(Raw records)
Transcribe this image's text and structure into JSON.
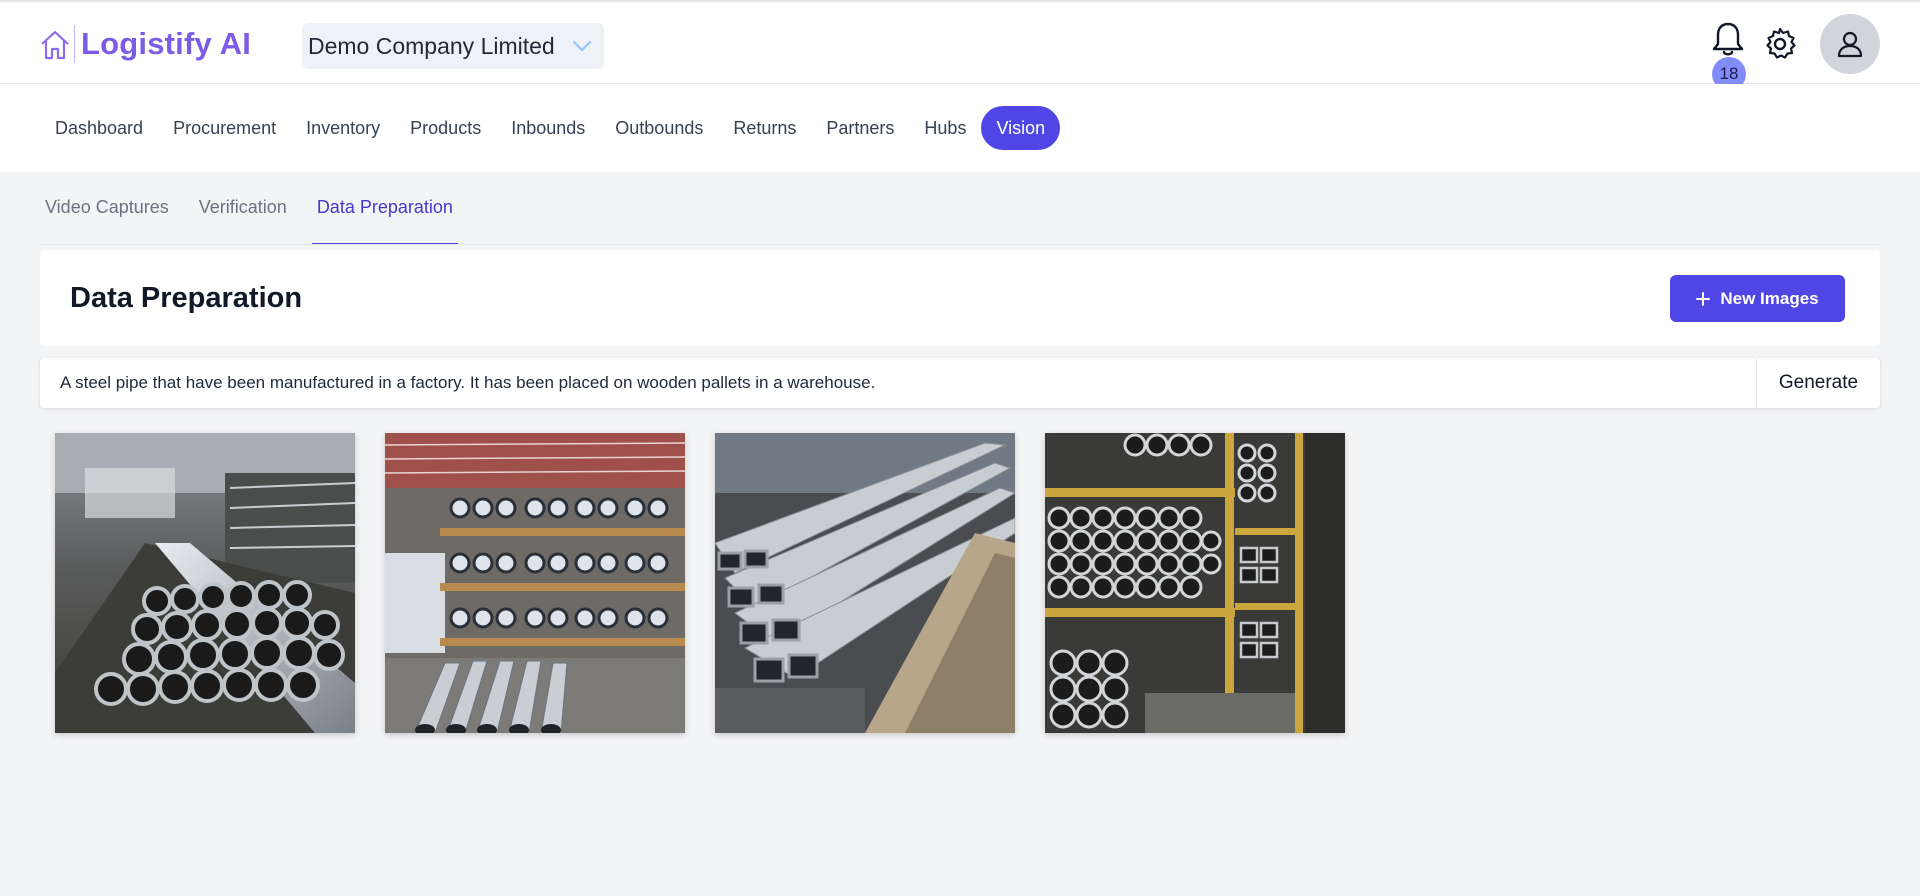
{
  "app": {
    "name": "Logistify AI",
    "brand_color": "#7c5ce6",
    "accent_color": "#4f46e5"
  },
  "header": {
    "company": "Demo Company Limited",
    "notification_count": "18",
    "icons": [
      "home-icon",
      "chevron-down-icon",
      "bell-icon",
      "gear-icon",
      "user-icon"
    ]
  },
  "nav": {
    "items": [
      "Dashboard",
      "Procurement",
      "Inventory",
      "Products",
      "Inbounds",
      "Outbounds",
      "Returns",
      "Partners",
      "Hubs",
      "Vision"
    ],
    "active": "Vision"
  },
  "subtabs": {
    "items": [
      "Video Captures",
      "Verification",
      "Data Preparation"
    ],
    "active": "Data Preparation"
  },
  "page": {
    "title": "Data Preparation",
    "new_images_label": "New Images",
    "prompt_value": "A steel pipe that have been manufactured in a factory. It has been placed on wooden pallets in a warehouse.",
    "generate_label": "Generate"
  },
  "gallery": {
    "images": [
      "steel-pipes-factory-floor",
      "pipes-on-pallet-racks",
      "rectangular-steel-tubes-stack",
      "pipes-on-yellow-racks"
    ]
  }
}
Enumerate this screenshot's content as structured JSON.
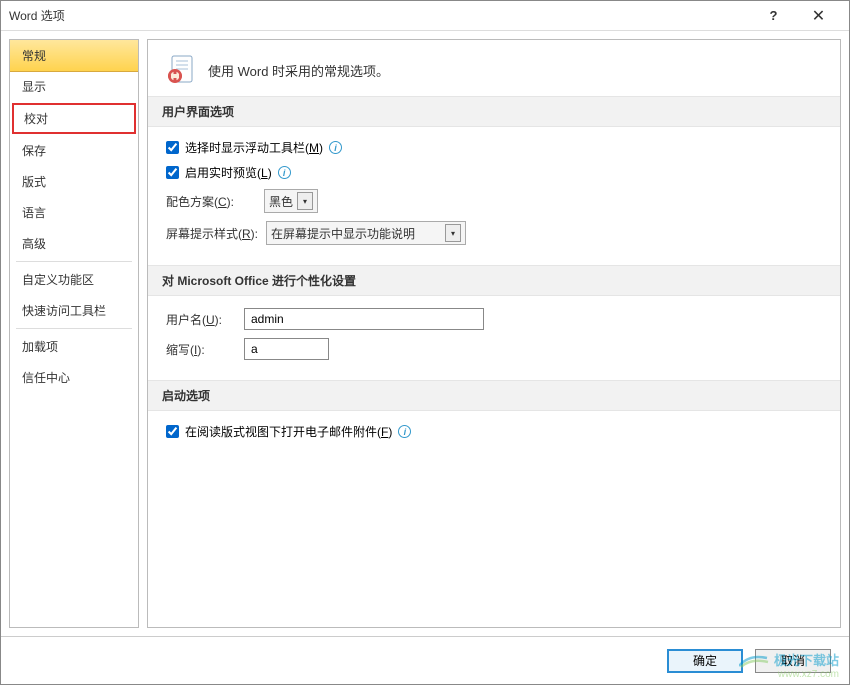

◆ **Your goal**: The answer is a single number: how many lines include the word "this"?

◆ **The answer**: 2